Input material:
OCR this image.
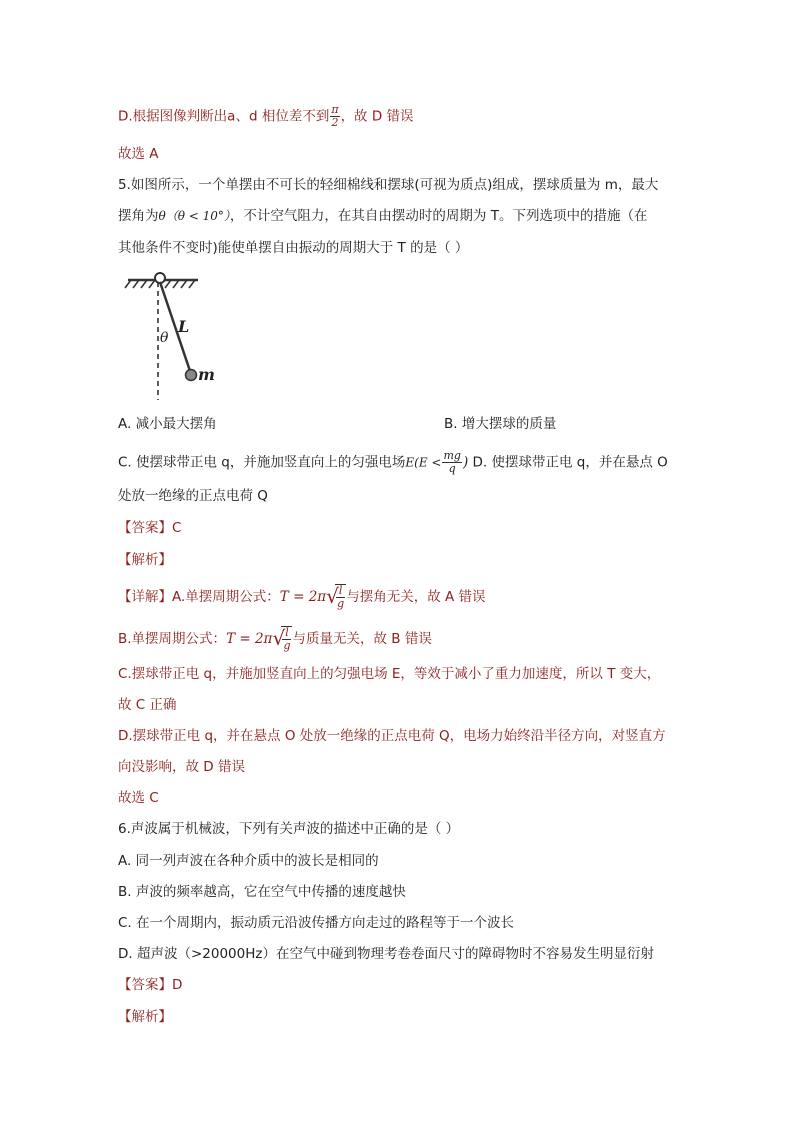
D.根据图像判断出a、d 相位差不到 $\frac{\pi}{2}$ ，故 D 错误
故选 A
5.如图所示，一个单摆由不可长的轻细棉线和摆球(可视为质点)组成，摆球质量为 m，最大
摆角为θ（θ < 10°），不计空气阻力，在其自由摆动时的周期为 T。下列选项中的措施（在
其他条件不变时)能使单摆自由振动的周期大于 T 的是（ ）
L
θ
m
A. 减小最大摆角	B. 增大摆球的质量
C. 使摆球带正电 q，并施加竖直向上的匀强电场$E(E < \frac{mg}{q}$ ) D. 使摆球带正电 q，并在悬点 O
处放一绝缘的正点电荷 Q
【答案】C
【解析】
【详解】A.单摆周期公式：T = 2π √ $\frac{l}{g}$ 与摆角无关，故 A 错误
B.单摆周期公式：T = 2π √ $\frac{l}{g}$ 与质量无关，故 B 错误
C.摆球带正电 q，并施加竖直向上的匀强电场 E，等效于减小了重力加速度，所以 T 变大，
故 C 正确
D.摆球带正电 q，并在悬点 O 处放一绝缘的正点电荷 Q，电场力始终沿半径方向，对竖直方
向没影响，故 D 错误
故选 C
6.声波属于机械波，下列有关声波的描述中正确的是（ ）
A. 同一列声波在各种介质中的波长是相同的
B. 声波的频率越高，它在空气中传播的速度越快
C. 在一个周期内，振动质元沿波传播方向走过的路程等于一个波长
D. 超声波（>20000Hz）在空气中碰到物理考卷卷面尺寸的障碍物时不容易发生明显衍射
【答案】D
【解析】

Exercise instructions: Your copy should hold every record word for word and none of the pictures.

Solution to the problem:
OCR this image.
D.根据图像判断出a、d 相位差不到 $\frac{\pi}{2}$ ，故 D 错误
故选 A
5.如图所示，一个单摆由不可长的轻细棉线和摆球(可视为质点)组成，摆球质量为 m，最大
摆角为θ（θ < 10°），不计空气阻力，在其自由摆动时的周期为 T。下列选项中的措施（在
其他条件不变时)能使单摆自由振动的周期大于 T 的是（ ）
L
θ
m
A. 减小最大摆角	B. 增大摆球的质量
C. 使摆球带正电 q，并施加竖直向上的匀强电场$E(E < \frac{mg}{q}$ ) D. 使摆球带正电 q，并在悬点 O
处放一绝缘的正点电荷 Q
【答案】C
【解析】
【详解】A.单摆周期公式：T = 2π √ $\frac{l}{g}$ 与摆角无关，故 A 错误
B.单摆周期公式：T = 2π √ $\frac{l}{g}$ 与质量无关，故 B 错误
C.摆球带正电 q，并施加竖直向上的匀强电场 E，等效于减小了重力加速度，所以 T 变大，
故 C 正确
D.摆球带正电 q，并在悬点 O 处放一绝缘的正点电荷 Q，电场力始终沿半径方向，对竖直方
向没影响，故 D 错误
故选 C
6.声波属于机械波，下列有关声波的描述中正确的是（ ）
A. 同一列声波在各种介质中的波长是相同的
B. 声波的频率越高，它在空气中传播的速度越快
C. 在一个周期内，振动质元沿波传播方向走过的路程等于一个波长
D. 超声波（>20000Hz）在空气中碰到物理考卷卷面尺寸的障碍物时不容易发生明显衍射
【答案】D
【解析】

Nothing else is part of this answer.